---------- Provided entries ----------
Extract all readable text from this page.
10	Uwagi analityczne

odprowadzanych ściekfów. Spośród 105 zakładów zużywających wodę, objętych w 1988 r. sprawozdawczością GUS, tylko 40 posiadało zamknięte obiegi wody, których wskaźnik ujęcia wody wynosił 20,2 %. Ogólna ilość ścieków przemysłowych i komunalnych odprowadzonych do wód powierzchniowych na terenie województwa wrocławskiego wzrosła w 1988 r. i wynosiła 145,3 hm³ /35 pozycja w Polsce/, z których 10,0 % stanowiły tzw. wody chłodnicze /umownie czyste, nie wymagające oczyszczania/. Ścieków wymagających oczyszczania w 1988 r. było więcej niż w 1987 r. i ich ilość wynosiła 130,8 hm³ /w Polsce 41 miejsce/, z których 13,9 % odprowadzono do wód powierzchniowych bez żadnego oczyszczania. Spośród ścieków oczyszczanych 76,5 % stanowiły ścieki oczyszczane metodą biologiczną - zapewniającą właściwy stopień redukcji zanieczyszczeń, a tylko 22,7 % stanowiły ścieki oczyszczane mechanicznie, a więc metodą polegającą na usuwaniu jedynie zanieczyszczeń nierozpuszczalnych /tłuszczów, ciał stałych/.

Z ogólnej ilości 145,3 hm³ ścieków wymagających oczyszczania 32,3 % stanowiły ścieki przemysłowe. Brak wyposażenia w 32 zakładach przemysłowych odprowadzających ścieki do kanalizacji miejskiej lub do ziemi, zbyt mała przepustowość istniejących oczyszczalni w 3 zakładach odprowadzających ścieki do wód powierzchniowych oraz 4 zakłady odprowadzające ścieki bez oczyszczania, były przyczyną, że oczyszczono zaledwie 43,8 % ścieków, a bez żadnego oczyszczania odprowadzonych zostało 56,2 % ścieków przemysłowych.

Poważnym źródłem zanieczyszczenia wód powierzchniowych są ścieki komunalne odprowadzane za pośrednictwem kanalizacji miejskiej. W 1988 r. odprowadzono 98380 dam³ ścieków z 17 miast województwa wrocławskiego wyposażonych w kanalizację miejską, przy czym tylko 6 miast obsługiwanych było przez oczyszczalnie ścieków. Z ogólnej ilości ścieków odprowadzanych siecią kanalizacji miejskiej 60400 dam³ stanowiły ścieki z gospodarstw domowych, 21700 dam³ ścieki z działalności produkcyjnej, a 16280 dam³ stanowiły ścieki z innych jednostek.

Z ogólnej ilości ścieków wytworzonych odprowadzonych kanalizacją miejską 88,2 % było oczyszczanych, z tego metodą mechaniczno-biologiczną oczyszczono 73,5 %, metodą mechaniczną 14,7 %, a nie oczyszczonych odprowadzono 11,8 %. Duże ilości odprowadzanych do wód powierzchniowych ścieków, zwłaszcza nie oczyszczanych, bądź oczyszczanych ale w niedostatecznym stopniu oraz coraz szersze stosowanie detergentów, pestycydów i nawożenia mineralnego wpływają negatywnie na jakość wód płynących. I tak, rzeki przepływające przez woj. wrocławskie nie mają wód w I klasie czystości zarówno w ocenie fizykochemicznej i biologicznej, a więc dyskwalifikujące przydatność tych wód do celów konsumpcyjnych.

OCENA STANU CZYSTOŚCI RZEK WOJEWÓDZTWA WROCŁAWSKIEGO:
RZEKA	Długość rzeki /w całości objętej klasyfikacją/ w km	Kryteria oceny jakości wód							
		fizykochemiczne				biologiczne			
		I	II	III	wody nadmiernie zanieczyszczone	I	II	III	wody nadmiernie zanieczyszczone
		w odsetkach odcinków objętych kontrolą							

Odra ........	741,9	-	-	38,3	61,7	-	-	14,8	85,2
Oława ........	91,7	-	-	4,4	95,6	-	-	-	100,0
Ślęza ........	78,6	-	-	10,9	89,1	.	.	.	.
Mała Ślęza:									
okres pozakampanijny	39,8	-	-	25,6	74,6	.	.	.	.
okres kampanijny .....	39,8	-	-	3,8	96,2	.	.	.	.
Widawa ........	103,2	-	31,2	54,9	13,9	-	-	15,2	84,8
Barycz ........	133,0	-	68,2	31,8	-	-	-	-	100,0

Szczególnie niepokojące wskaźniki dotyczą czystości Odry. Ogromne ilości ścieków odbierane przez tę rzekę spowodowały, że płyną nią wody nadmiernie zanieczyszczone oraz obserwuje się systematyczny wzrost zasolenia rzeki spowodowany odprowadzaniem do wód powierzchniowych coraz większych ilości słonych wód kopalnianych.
----------
* [Task to carry out]
Copy out each record, keeping every word as it is.

* [Exercise solution]
Extract all readable text from this page.
10	Uwagi analityczne

odprowadzanych ściekfów. Spośród 105 zakładów zużywających wodę, objętych w 1988 r. sprawozdawczością GUS, tylko 40 posiadało zamknięte obiegi wody, których wskaźnik ujęcia wody wynosił 20,2 %. Ogólna ilość ścieków przemysłowych i komunalnych odprowadzonych do wód powierzchniowych na terenie województwa wrocławskiego wzrosła w 1988 r. i wynosiła 145,3 hm³ /35 pozycja w Polsce/, z których 10,0 % stanowiły tzw. wody chłodnicze /umownie czyste, nie wymagające oczyszczania/. Ścieków wymagających oczyszczania w 1988 r. było więcej niż w 1987 r. i ich ilość wynosiła 130,8 hm³ /w Polsce 41 miejsce/, z których 13,9 % odprowadzono do wód powierzchniowych bez żadnego oczyszczania. Spośród ścieków oczyszczanych 76,5 % stanowiły ścieki oczyszczane metodą biologiczną - zapewniającą właściwy stopień redukcji zanieczyszczeń, a tylko 22,7 % stanowiły ścieki oczyszczane mechanicznie, a więc metodą polegającą na usuwaniu jedynie zanieczyszczeń nierozpuszczalnych /tłuszczów, ciał stałych/.

Z ogólnej ilości 145,3 hm³ ścieków wymagających oczyszczania 32,3 % stanowiły ścieki przemysłowe. Brak wyposażenia w 32 zakładach przemysłowych odprowadzających ścieki do kanalizacji miejskiej lub do ziemi, zbyt mała przepustowość istniejących oczyszczalni w 3 zakładach odprowadzających ścieki do wód powierzchniowych oraz 4 zakłady odprowadzające ścieki bez oczyszczania, były przyczyną, że oczyszczono zaledwie 43,8 % ścieków, a bez żadnego oczyszczania odprowadzonych zostało 56,2 % ścieków przemysłowych.

Poważnym źródłem zanieczyszczenia wód powierzchniowych są ścieki komunalne odprowadzane za pośrednictwem kanalizacji miejskiej. W 1988 r. odprowadzono 98380 dam³ ścieków z 17 miast województwa wrocławskiego wyposażonych w kanalizację miejską, przy czym tylko 6 miast obsługiwanych było przez oczyszczalnie ścieków. Z ogólnej ilości ścieków odprowadzanych siecią kanalizacji miejskiej 60400 dam³ stanowiły ścieki z gospodarstw domowych, 21700 dam³ ścieki z działalności produkcyjnej, a 16280 dam³ stanowiły ścieki z innych jednostek.

Z ogólnej ilości ścieków wytworzonych odprowadzonych kanalizacją miejską 88,2 % było oczyszczanych, z tego metodą mechaniczno-biologiczną oczyszczono 73,5 %, metodą mechaniczną 14,7 %, a nie oczyszczonych odprowadzono 11,8 %. Duże ilości odprowadzanych do wód powierzchniowych ścieków, zwłaszcza nie oczyszczanych, bądź oczyszczanych ale w niedostatecznym stopniu oraz coraz szersze stosowanie detergentów, pestycydów i nawożenia mineralnego wpływają negatywnie na jakość wód płynących. I tak, rzeki przepływające przez woj. wrocławskie nie mają wód w I klasie czystości zarówno w ocenie fizykochemicznej i biologicznej, a więc dyskwalifikujące przydatność tych wód do celów konsumpcyjnych.

OCENA STANU CZYSTOŚCI RZEK WOJEWÓDZTWA WROCŁAWSKIEGO:
RZEKA	Długość rzeki /w całości objętej klasyfikacją/ w km	Kryteria oceny jakości wód							
		fizykochemiczne				biologiczne			
		I	II	III	wody nadmiernie zanieczyszczone	I	II	III	wody nadmiernie zanieczyszczone
		w odsetkach odcinków objętych kontrolą							

Odra ........	741,9	-	-	38,3	61,7	-	-	14,8	85,2
Oława ........	91,7	-	-	4,4	95,6	-	-	-	100,0
Ślęza ........	78,6	-	-	10,9	89,1	.	.	.	.
Mała Ślęza:									
okres pozakampanijny	39,8	-	-	25,6	74,6	.	.	.	.
okres kampanijny .....	39,8	-	-	3,8	96,2	.	.	.	.
Widawa ........	103,2	-	31,2	54,9	13,9	-	-	15,2	84,8
Barycz ........	133,0	-	68,2	31,8	-	-	-	-	100,0

Szczególnie niepokojące wskaźniki dotyczą czystości Odry. Ogromne ilości ścieków odbierane przez tę rzekę spowodowały, że płyną nią wody nadmiernie zanieczyszczone oraz obserwuje się systematyczny wzrost zasolenia rzeki spowodowany odprowadzaniem do wód powierzchniowych coraz większych ilości słonych wód kopalnianych.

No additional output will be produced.